>>>

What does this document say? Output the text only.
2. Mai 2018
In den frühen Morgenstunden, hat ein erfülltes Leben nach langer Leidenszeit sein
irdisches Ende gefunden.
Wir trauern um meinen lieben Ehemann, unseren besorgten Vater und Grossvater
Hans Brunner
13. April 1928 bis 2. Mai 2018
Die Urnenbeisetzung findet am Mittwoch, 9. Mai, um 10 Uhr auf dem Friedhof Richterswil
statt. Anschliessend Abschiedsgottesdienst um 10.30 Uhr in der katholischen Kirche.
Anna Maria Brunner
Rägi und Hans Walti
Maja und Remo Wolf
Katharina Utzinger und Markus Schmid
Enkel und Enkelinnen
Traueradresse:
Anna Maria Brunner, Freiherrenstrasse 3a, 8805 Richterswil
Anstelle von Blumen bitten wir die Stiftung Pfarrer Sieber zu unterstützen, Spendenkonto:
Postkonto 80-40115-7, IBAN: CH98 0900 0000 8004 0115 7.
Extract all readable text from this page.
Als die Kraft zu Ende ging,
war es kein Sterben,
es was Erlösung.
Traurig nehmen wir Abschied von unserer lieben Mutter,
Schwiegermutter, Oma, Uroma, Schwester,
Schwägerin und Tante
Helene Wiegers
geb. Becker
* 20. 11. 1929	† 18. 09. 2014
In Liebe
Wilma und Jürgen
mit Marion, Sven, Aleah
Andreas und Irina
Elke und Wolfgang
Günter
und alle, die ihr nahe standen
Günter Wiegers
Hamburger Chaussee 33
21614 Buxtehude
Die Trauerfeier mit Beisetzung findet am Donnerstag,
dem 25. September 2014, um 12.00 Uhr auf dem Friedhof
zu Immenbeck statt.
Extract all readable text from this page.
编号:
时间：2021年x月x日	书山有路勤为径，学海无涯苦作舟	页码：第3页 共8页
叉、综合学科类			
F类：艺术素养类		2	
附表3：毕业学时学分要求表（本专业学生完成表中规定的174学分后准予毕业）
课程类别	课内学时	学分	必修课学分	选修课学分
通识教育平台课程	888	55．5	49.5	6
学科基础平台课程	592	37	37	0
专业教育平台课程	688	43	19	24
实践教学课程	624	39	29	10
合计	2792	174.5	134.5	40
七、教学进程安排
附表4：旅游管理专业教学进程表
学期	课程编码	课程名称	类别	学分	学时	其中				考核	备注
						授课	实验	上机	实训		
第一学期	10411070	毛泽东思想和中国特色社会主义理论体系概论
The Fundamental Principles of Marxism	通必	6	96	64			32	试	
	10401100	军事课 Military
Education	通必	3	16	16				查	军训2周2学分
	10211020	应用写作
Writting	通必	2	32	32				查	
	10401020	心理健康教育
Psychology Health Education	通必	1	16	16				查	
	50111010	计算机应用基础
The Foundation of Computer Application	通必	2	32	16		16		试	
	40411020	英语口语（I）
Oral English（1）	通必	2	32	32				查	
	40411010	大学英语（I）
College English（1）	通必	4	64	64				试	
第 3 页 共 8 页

<<<

WHAT THE TASK ASKS: Copy out each line of the data where the string "Brunner" appears.

THE COMPLETED TASK:
Hans Brunner
Anna Maria Brunner
Anna Maria Brunner, Freiherrenstrasse 3a, 8805 Richterswil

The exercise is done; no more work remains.